Extracted records
START

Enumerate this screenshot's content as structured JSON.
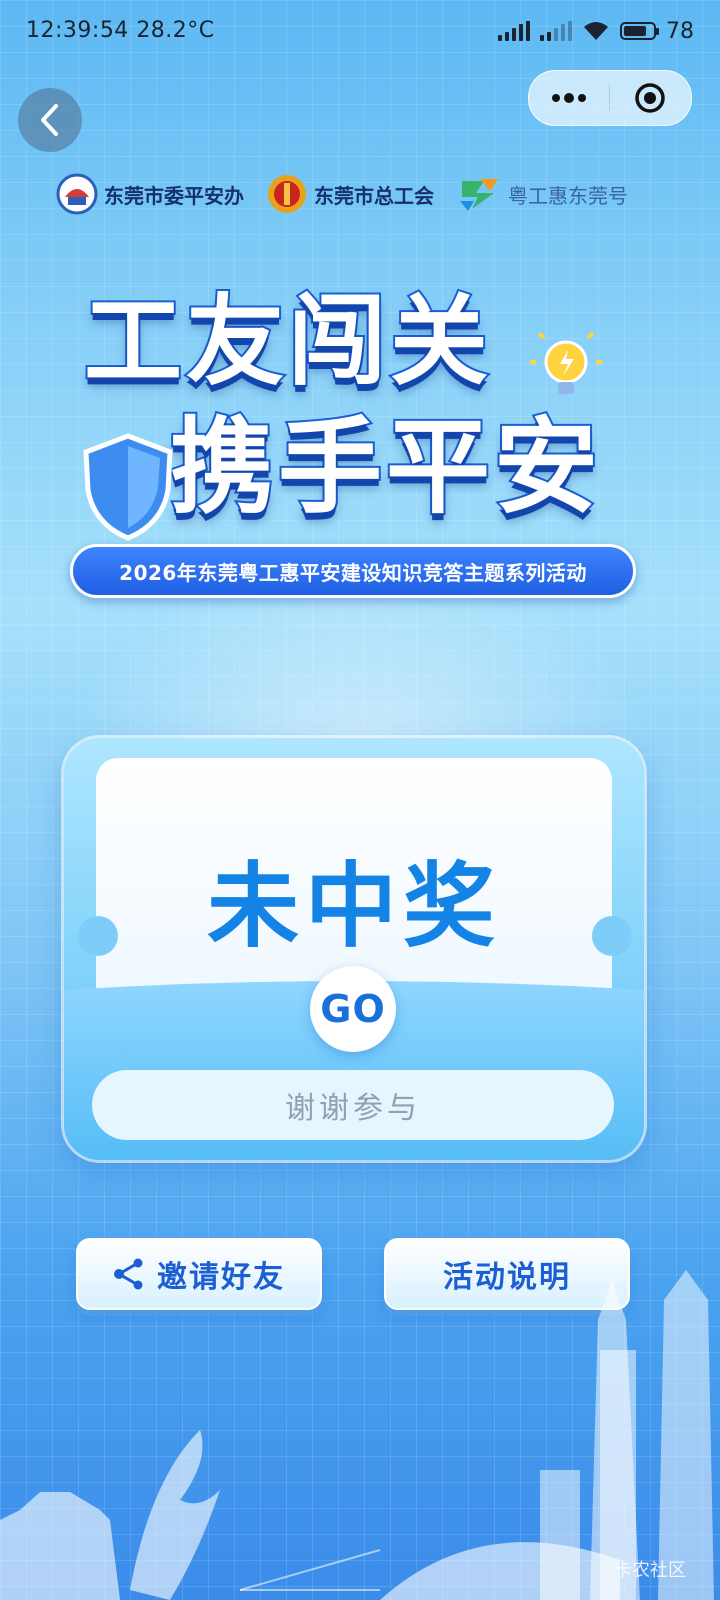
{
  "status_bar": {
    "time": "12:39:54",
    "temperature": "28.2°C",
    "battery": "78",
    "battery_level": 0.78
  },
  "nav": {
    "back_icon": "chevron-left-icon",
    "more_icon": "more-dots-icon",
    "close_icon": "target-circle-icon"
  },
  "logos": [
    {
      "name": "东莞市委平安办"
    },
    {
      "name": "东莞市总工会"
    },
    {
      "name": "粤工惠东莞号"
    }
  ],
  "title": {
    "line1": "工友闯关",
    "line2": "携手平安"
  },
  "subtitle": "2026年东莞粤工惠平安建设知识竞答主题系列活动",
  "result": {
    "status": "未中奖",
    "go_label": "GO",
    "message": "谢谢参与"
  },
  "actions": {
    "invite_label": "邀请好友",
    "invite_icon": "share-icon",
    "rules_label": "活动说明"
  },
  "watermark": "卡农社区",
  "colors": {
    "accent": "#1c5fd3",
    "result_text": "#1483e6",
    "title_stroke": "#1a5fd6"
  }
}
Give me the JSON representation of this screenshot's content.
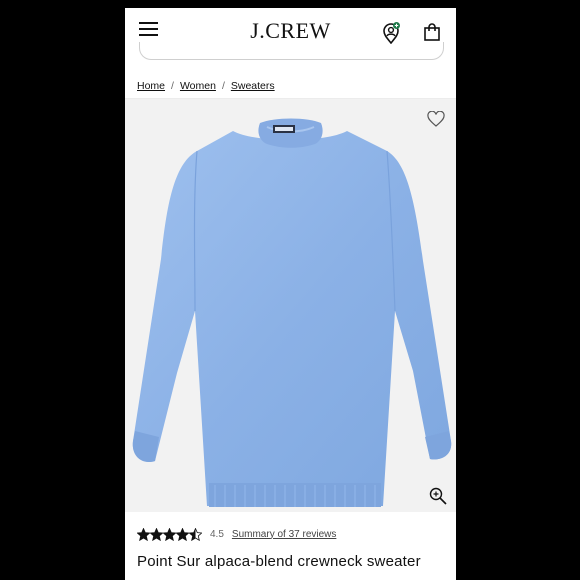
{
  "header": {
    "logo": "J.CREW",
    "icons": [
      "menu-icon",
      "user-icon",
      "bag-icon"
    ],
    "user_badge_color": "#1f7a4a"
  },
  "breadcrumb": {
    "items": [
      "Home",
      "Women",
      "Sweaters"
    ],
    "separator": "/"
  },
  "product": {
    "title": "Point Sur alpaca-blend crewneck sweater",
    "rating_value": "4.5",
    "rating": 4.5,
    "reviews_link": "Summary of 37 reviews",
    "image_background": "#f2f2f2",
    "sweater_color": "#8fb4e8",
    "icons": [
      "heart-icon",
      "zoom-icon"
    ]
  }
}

END

### What is being asked
Skip all pictures. Write out only the lines from the one containing "Give me the" to the end of the listing above, inclusive, exactly as given.

### The result
Give me the JSON representation of this screenshot's content.
{
  "header": {
    "logo": "J.CREW",
    "icons": [
      "menu-icon",
      "user-icon",
      "bag-icon"
    ],
    "user_badge_color": "#1f7a4a"
  },
  "breadcrumb": {
    "items": [
      "Home",
      "Women",
      "Sweaters"
    ],
    "separator": "/"
  },
  "product": {
    "title": "Point Sur alpaca-blend crewneck sweater",
    "rating_value": "4.5",
    "rating": 4.5,
    "reviews_link": "Summary of 37 reviews",
    "image_background": "#f2f2f2",
    "sweater_color": "#8fb4e8",
    "icons": [
      "heart-icon",
      "zoom-icon"
    ]
  }
}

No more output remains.